(Dataset records)
--- BEGIN ---

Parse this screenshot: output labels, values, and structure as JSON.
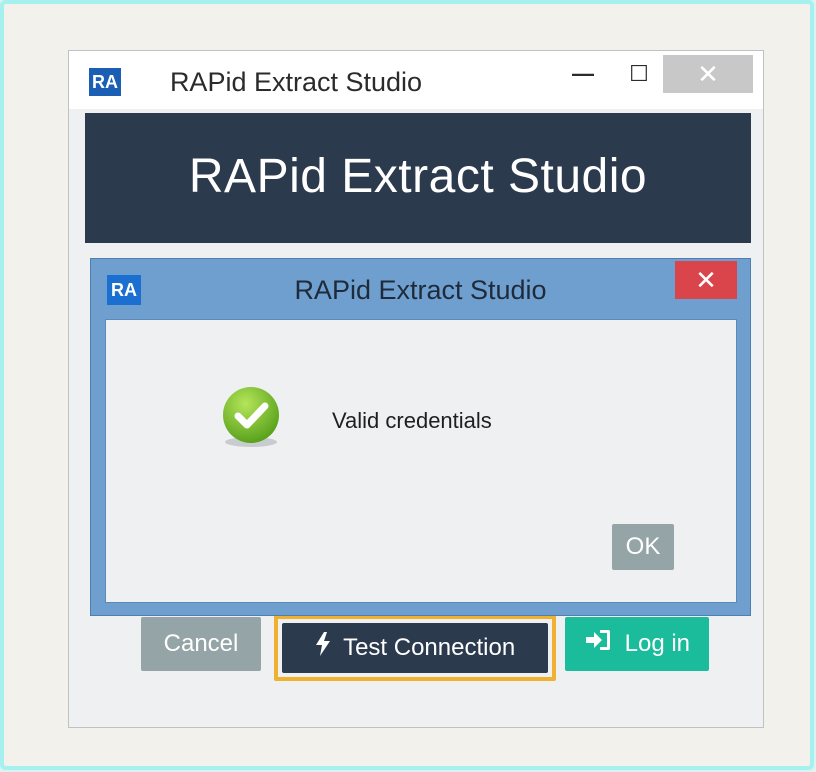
{
  "main_window": {
    "icon_text": "RA",
    "title": "RAPid Extract Studio",
    "minimize_glyph": "—",
    "maximize_glyph": "☐",
    "close_glyph": "✕",
    "banner_title": "RAPid Extract Studio"
  },
  "dialog": {
    "icon_text": "RA",
    "title": "RAPid Extract Studio",
    "close_glyph": "✕",
    "message": "Valid credentials",
    "ok_label": "OK",
    "status_icon": "success-check-icon"
  },
  "actions": {
    "cancel_label": "Cancel",
    "test_connection_label": "Test Connection",
    "login_label": "Log in"
  },
  "colors": {
    "banner": "#2c3a4e",
    "dialog_frame": "#6f9fcf",
    "login_button": "#1bbc9b",
    "cancel_button": "#95a4a6",
    "focus_ring": "#f0b030",
    "dialog_close": "#d9454b"
  }
}
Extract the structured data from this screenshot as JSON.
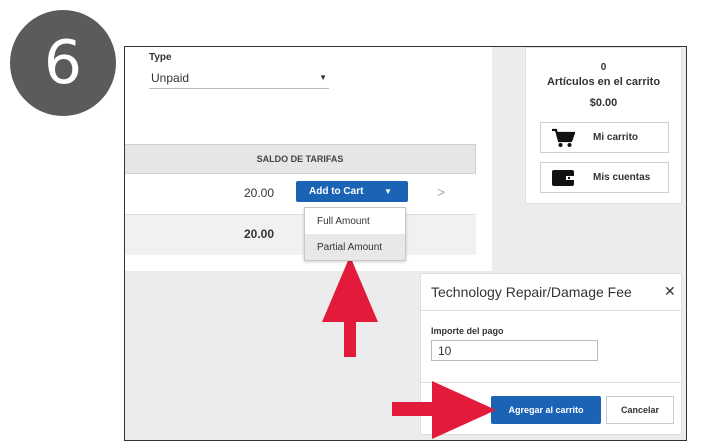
{
  "step_number": "6",
  "type_field": {
    "label": "Type",
    "value": "Unpaid"
  },
  "fee_table": {
    "header": "SALDO DE TARIFAS",
    "row_amount": "20.00",
    "total_amount": "20.00",
    "add_to_cart_label": "Add to Cart"
  },
  "dropdown_options": [
    "Full Amount",
    "Partial Amount"
  ],
  "cart": {
    "count": "0",
    "label": "Artículos en el carrito",
    "total": "$0.00",
    "my_cart_label": "Mi carrito",
    "my_accounts_label": "Mis cuentas"
  },
  "modal": {
    "title": "Technology Repair/Damage Fee",
    "payment_label": "Importe del pago",
    "payment_value": "10",
    "add_button": "Agregar al carrito",
    "cancel_button": "Cancelar"
  },
  "colors": {
    "primary_blue": "#1a63b5",
    "annotation_red": "#e31b3b",
    "badge_gray": "#5b5b5b"
  }
}
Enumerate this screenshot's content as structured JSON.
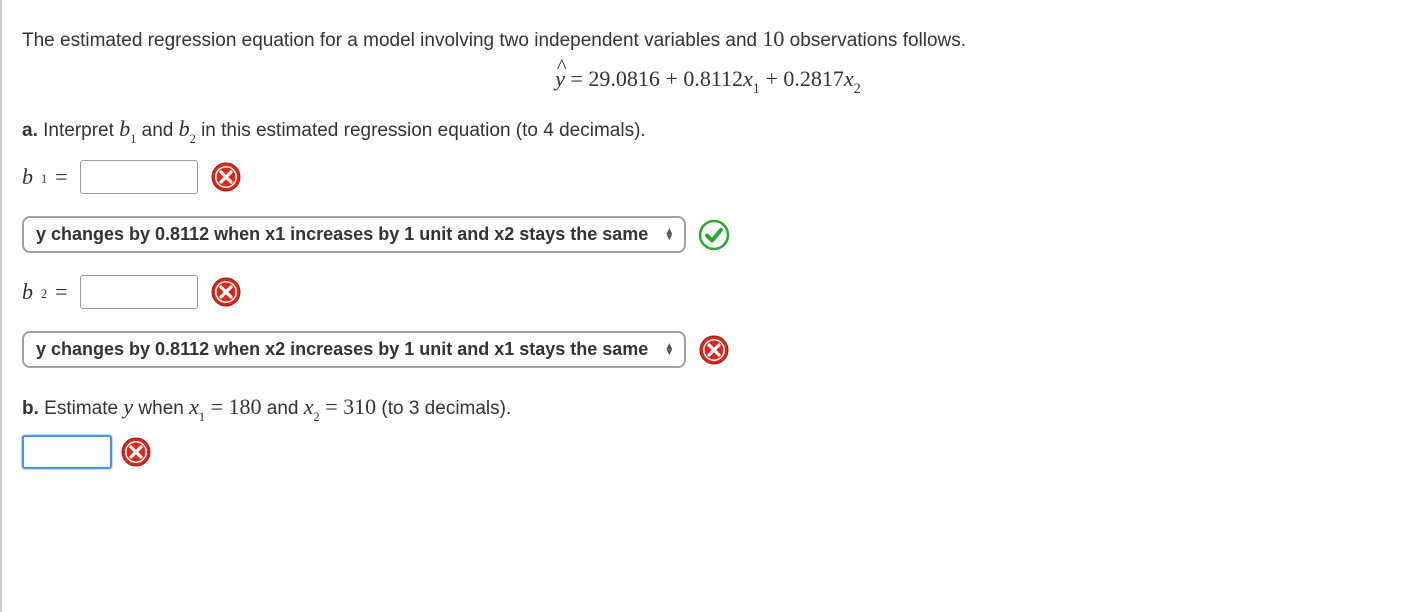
{
  "intro": {
    "pre": "The estimated regression equation for a model involving two independent variables and ",
    "n": "10",
    "post": " observations follows."
  },
  "equation": {
    "yhat": "ŷ",
    "eq": " = ",
    "c0": "29.0816",
    "plus1": " + ",
    "c1": "0.8112",
    "x1": "x",
    "x1s": "1",
    "plus2": " + ",
    "c2": "0.2817",
    "x2": "x",
    "x2s": "2"
  },
  "part_a": {
    "label": "a.",
    "text_pre": " Interpret ",
    "b1": "b",
    "b1s": "1",
    "and": " and ",
    "b2": "b",
    "b2s": "2",
    "text_post": " in this estimated regression equation (to 4 decimals)."
  },
  "b1_row": {
    "b": "b",
    "s": "1",
    "eq": "=",
    "value": ""
  },
  "select1": {
    "text": "y changes by 0.8112 when x1 increases by 1 unit and x2 stays the same"
  },
  "b2_row": {
    "b": "b",
    "s": "2",
    "eq": "=",
    "value": ""
  },
  "select2": {
    "text": "y changes by 0.8112 when x2 increases by 1 unit and x1 stays the same"
  },
  "part_b": {
    "label": "b.",
    "pre": " Estimate ",
    "y": "y",
    "mid1": " when ",
    "x1": "x",
    "x1s": "1",
    "eq1": " = ",
    "v1": "180",
    "and": " and ",
    "x2": "x",
    "x2s": "2",
    "eq2": " = ",
    "v2": "310",
    "post": " (to 3 decimals)."
  },
  "answer_b": {
    "value": ""
  }
}
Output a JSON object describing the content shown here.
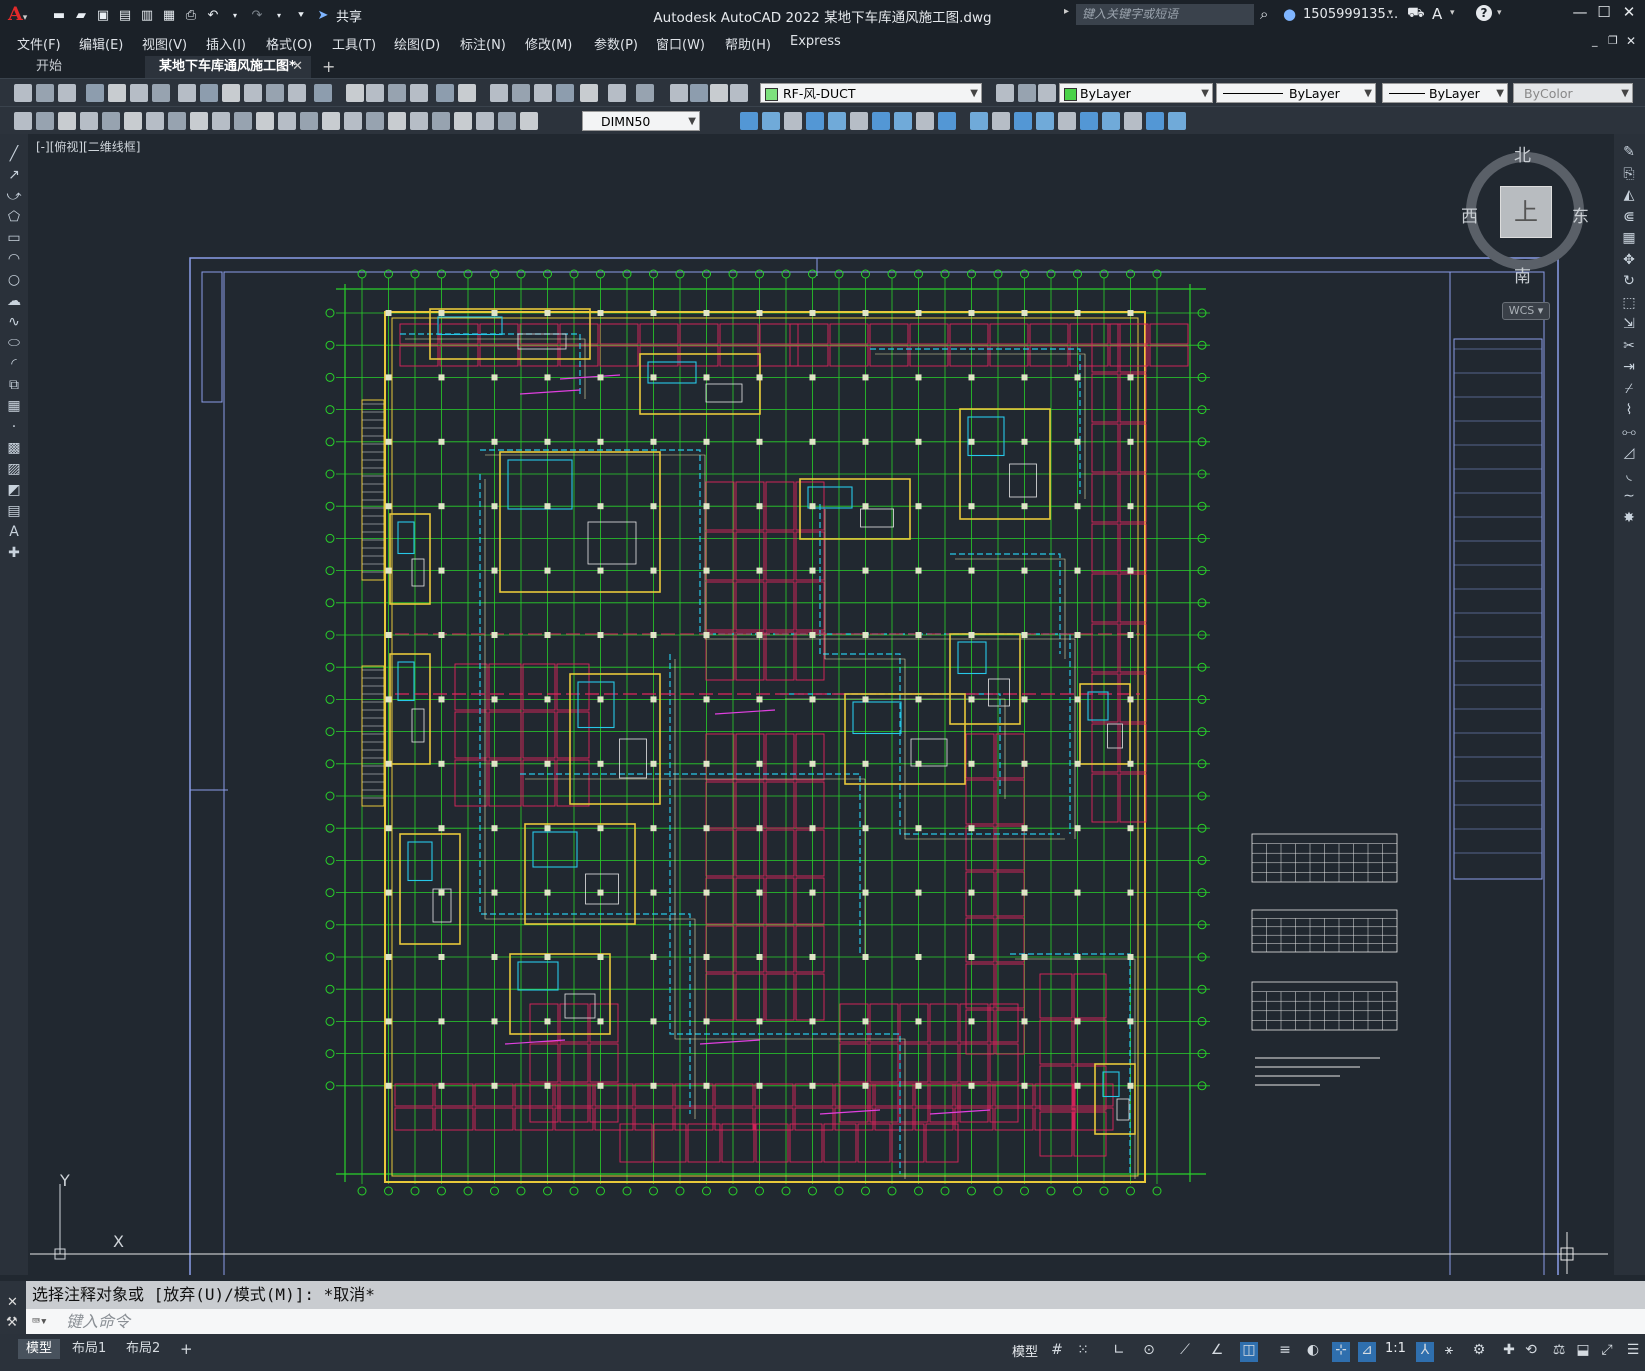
{
  "app": {
    "title": "Autodesk AutoCAD 2022    某地下车库通风施工图.dwg",
    "share_label": "共享",
    "search_placeholder": "键入关键字或短语",
    "user": "1505999135...",
    "menus": [
      "文件(F)",
      "编辑(E)",
      "视图(V)",
      "插入(I)",
      "格式(O)",
      "工具(T)",
      "绘图(D)",
      "标注(N)",
      "修改(M)",
      "参数(P)",
      "窗口(W)",
      "帮助(H)",
      "Express"
    ],
    "tabs": [
      {
        "label": "开始",
        "active": false
      },
      {
        "label": "某地下车库通风施工图*",
        "active": true
      }
    ]
  },
  "properties": {
    "layer": "RF-风-DUCT",
    "color": "ByLayer",
    "linetype": "ByLayer",
    "lineweight": "ByLayer",
    "plotstyle": "ByColor",
    "dimstyle": "DIMN50",
    "layer_color": "#7de07d"
  },
  "viewport": {
    "label": "[-][俯视][二维线框]",
    "viewcube": {
      "north": "北",
      "south": "南",
      "east": "东",
      "west": "西",
      "top": "上",
      "wcs": "WCS"
    },
    "ucs": {
      "x": "X",
      "y": "Y"
    }
  },
  "command": {
    "history": "选择注释对象或 [放弃(U)/模式(M)]: *取消*",
    "prompt": "键入命令"
  },
  "layouts": [
    "模型",
    "布局1",
    "布局2"
  ],
  "status": {
    "model_label": "模型",
    "scale": "1:1"
  },
  "colors": {
    "canvas": "#212830",
    "frame": "#8a9de8",
    "axis": "#29d12a",
    "wall": "#e8c93a",
    "duct": "#e0245d",
    "pipe": "#27c7e8",
    "magenta": "#e040e0"
  }
}
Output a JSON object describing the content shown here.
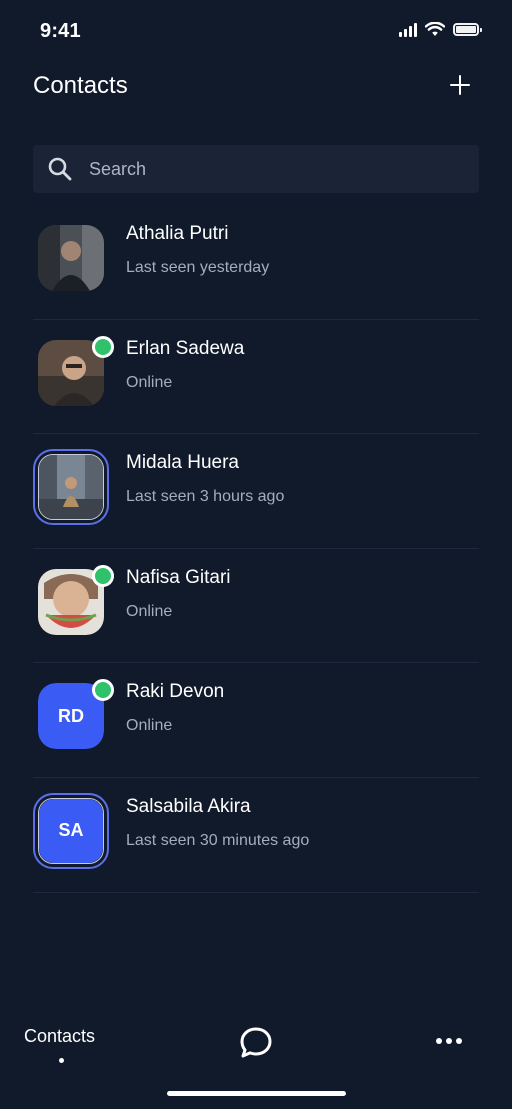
{
  "status_bar": {
    "time": "9:41"
  },
  "header": {
    "title": "Contacts",
    "add_icon": "plus-icon"
  },
  "search": {
    "placeholder": "Search",
    "icon": "search-icon"
  },
  "contacts": [
    {
      "name": "Athalia Putri",
      "status": "Last seen yesterday",
      "online": false,
      "has_story": false,
      "initials": "",
      "photo_colors": [
        "#3a3f45",
        "#8b8f92",
        "#1f2226"
      ]
    },
    {
      "name": "Erlan Sadewa",
      "status": "Online",
      "online": true,
      "has_story": false,
      "initials": "",
      "photo_colors": [
        "#6b5a4e",
        "#c8a98c",
        "#2d2a2a"
      ]
    },
    {
      "name": "Midala Huera",
      "status": "Last seen 3 hours ago",
      "online": false,
      "has_story": true,
      "initials": "",
      "photo_colors": [
        "#7c8a98",
        "#b8a58a",
        "#3c4450"
      ]
    },
    {
      "name": "Nafisa Gitari",
      "status": "Online",
      "online": true,
      "has_story": false,
      "initials": "",
      "photo_colors": [
        "#e6e2dc",
        "#d9574f",
        "#9c7b66"
      ]
    },
    {
      "name": "Raki Devon",
      "status": "Online",
      "online": true,
      "has_story": false,
      "initials": "RD",
      "photo_colors": []
    },
    {
      "name": "Salsabila Akira",
      "status": "Last seen 30 minutes ago",
      "online": false,
      "has_story": true,
      "initials": "SA",
      "photo_colors": []
    }
  ],
  "bottom_nav": {
    "contacts_label": "Contacts",
    "chat_icon": "chat-bubble-icon",
    "more_icon": "more-dots-icon"
  },
  "colors": {
    "background": "#111a2b",
    "accent": "#3b5bf5",
    "online": "#2fc26b"
  }
}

--- END ---

# Exercise details
Using the records above, list each line that includes "Extract".

# Response to the task
    "title": "RAPid Extract Studio",
    "banner_title": "RAPid Extract Studio"
    "title": "RAPid Extract Studio",
Extract the structured data from this screenshot as JSON.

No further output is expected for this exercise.